## Preguntas para responder
1 - Según el extracto sobre la sustentabilidad de las ciudades, ¿qué cosas se busca garantizar? Anótalas todas.
2 - Retoma el extracto sobre la sustentabilidad de las ciudades y sigue escribiéndolo a partir de su última oración.

Para garantizar la sustentabilidad presente y futura de las ciudades, una buena calidad de vida para sus habitantes y niveles mínimos de equidad en un contexto de calidad urbana, serán necesarios niveles cada vez mayores de eficacia y eficiencia en el uso de las soluciones, brindando nuevos servicios de calidad, mientras se respetan al máximo sus aspectos ambientales y el uso prudente de los recursos naturales no renovables.

## Registros
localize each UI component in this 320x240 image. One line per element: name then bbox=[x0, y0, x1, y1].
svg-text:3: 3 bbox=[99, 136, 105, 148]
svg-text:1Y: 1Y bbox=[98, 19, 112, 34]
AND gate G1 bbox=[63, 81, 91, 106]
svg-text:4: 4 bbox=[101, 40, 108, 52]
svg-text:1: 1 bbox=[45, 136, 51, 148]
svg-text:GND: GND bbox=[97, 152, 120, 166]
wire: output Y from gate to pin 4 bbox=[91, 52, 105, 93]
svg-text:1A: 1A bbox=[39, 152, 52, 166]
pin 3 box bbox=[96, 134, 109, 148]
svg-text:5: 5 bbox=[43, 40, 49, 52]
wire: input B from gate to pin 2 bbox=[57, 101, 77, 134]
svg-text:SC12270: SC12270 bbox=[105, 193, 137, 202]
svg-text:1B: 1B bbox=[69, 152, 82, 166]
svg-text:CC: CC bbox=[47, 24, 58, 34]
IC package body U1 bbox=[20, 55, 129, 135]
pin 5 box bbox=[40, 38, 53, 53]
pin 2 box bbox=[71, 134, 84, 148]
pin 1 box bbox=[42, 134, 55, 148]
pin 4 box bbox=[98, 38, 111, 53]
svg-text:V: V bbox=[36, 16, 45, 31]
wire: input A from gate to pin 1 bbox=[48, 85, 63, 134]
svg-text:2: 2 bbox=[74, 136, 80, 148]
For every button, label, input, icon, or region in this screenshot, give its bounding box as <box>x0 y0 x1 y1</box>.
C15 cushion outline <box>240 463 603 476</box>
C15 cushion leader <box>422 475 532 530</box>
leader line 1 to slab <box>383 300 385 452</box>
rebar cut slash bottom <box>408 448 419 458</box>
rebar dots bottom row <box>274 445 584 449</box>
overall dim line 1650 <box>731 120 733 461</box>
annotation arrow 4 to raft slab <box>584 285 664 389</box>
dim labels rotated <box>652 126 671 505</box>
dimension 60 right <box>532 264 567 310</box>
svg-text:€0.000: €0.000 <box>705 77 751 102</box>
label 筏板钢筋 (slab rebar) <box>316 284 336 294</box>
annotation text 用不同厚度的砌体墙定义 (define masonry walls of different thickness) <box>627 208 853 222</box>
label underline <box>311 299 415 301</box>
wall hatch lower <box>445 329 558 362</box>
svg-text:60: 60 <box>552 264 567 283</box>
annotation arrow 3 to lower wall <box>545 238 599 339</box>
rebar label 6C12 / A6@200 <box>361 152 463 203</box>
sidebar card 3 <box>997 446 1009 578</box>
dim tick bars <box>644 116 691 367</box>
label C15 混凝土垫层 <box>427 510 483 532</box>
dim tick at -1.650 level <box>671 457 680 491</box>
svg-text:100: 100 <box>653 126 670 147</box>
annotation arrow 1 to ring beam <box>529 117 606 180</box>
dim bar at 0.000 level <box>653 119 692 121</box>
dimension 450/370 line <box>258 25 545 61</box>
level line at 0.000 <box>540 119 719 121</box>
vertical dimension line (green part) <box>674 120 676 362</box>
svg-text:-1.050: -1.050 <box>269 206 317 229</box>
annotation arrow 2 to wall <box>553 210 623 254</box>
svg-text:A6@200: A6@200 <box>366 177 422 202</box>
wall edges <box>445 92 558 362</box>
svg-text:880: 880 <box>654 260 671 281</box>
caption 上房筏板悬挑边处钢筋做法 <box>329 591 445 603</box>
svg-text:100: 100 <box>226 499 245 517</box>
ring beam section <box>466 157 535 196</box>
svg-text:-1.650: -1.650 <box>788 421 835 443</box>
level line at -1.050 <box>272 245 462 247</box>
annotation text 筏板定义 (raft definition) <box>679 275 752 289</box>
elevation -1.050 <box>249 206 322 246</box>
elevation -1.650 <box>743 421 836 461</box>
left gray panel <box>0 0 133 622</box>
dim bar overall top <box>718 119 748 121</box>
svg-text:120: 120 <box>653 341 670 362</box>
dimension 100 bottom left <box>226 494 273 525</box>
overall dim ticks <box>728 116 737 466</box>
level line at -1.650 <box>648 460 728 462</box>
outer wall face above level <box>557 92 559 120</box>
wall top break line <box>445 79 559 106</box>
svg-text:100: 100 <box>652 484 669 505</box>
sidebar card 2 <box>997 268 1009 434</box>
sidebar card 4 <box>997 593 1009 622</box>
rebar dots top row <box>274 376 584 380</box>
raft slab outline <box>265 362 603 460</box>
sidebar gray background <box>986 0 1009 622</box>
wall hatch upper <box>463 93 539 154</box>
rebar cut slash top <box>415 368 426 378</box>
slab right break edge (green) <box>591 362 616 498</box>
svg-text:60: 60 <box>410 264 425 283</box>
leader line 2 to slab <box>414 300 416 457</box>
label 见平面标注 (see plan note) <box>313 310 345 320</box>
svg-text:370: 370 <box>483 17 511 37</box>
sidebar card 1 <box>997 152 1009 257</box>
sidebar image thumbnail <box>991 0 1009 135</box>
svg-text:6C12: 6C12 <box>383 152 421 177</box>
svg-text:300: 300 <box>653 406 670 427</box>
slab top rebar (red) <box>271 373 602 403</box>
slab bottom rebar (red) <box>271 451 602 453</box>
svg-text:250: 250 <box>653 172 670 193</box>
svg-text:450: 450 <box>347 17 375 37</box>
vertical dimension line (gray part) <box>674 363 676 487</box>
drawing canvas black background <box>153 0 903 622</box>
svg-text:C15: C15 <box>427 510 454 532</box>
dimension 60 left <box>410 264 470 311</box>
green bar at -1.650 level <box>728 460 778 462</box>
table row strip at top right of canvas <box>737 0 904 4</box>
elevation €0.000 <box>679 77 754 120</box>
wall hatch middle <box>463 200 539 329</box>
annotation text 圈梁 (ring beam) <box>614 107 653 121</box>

## Resultados del ejercicio
1 -
- La sustentabilidad presente y futura de las ciudades
- Una buena calidad de vida para sus habitantes
- Niveles mínimos de equidad en un contexto de calidad urbana

2 -
De esta manera consideramos que una ciudad es “inteligente” si logra realizar un uso óptimo de los recursos de los que dispone y, a la vez, incorpora recursos aun no empleados. No bastaría sólo con racionalizar el consumo – por ejemplo, en iluminación, como permiten hacerlo diversas tecnologías - sino que se hace necesario, también, incorporar, por el lado de la oferta, recursos aun no aprovechados – en el caso anterior, la generación de energía eléctrica con células fotoeléctricas. El concepto fundamental es que si, en el pasado, para la producción de un bien o servicio se pivoteaba entre la combinación de dos recursos, capital y trabajo, las ciudades sustentables incorporan y ponen fuerte énfasis en una tercera dimensión clave, la inteligencia y creatividad, predominando este vector por sobre los dos anteriores. En ese contexto, la inteligencia artificial y los nuevos tipos de redes suman oportunidades y desafíos de gobernabilidad.